The request —
In the data below, find every line with the string "JSON" and pull it out.

===============

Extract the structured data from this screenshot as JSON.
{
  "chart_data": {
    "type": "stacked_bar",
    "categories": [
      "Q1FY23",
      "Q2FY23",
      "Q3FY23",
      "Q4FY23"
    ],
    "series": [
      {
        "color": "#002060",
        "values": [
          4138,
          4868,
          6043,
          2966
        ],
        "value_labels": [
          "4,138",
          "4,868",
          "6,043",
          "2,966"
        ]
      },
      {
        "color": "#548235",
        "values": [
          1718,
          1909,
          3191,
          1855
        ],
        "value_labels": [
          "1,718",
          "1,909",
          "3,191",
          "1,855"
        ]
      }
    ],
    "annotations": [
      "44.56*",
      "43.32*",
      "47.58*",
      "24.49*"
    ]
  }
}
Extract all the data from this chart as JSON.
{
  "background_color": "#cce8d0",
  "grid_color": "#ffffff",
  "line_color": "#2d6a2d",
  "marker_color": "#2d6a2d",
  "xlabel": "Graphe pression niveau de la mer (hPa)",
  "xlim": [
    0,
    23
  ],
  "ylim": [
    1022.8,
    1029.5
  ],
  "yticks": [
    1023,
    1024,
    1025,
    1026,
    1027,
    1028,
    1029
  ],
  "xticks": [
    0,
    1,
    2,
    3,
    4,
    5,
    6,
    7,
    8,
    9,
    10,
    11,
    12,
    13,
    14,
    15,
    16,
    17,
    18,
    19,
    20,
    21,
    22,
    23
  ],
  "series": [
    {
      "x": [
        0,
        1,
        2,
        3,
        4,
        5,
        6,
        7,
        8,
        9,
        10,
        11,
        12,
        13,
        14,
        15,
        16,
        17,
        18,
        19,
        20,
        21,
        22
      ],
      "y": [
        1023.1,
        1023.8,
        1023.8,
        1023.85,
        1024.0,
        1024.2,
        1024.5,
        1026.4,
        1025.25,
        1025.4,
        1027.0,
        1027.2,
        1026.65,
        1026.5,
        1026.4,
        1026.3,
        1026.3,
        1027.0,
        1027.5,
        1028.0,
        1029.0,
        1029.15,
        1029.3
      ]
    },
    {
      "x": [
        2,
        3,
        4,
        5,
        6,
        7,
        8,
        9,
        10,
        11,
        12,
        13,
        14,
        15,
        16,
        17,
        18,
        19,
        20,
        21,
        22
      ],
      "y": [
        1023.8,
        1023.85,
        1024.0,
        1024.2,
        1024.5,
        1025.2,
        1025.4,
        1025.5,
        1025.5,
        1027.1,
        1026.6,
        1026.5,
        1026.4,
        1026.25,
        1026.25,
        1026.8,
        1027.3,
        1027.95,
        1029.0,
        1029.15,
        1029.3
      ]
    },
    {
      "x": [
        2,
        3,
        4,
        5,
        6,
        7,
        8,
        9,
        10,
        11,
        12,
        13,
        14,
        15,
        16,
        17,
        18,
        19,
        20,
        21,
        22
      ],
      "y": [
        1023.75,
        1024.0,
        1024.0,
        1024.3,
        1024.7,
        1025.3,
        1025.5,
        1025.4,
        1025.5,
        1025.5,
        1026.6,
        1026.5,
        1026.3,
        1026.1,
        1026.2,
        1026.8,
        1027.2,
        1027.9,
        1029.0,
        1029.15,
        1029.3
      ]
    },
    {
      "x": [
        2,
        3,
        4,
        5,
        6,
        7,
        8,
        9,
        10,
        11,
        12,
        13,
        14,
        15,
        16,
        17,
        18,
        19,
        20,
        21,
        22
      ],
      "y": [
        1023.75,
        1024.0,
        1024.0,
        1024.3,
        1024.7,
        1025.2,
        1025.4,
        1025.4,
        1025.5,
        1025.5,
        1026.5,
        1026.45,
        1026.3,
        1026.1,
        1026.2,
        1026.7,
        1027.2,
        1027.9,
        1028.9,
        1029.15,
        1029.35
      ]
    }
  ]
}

===============

Output for this task —
Extract the structured data from this screenshot as JSON.
Extract all the data from this chart as JSON.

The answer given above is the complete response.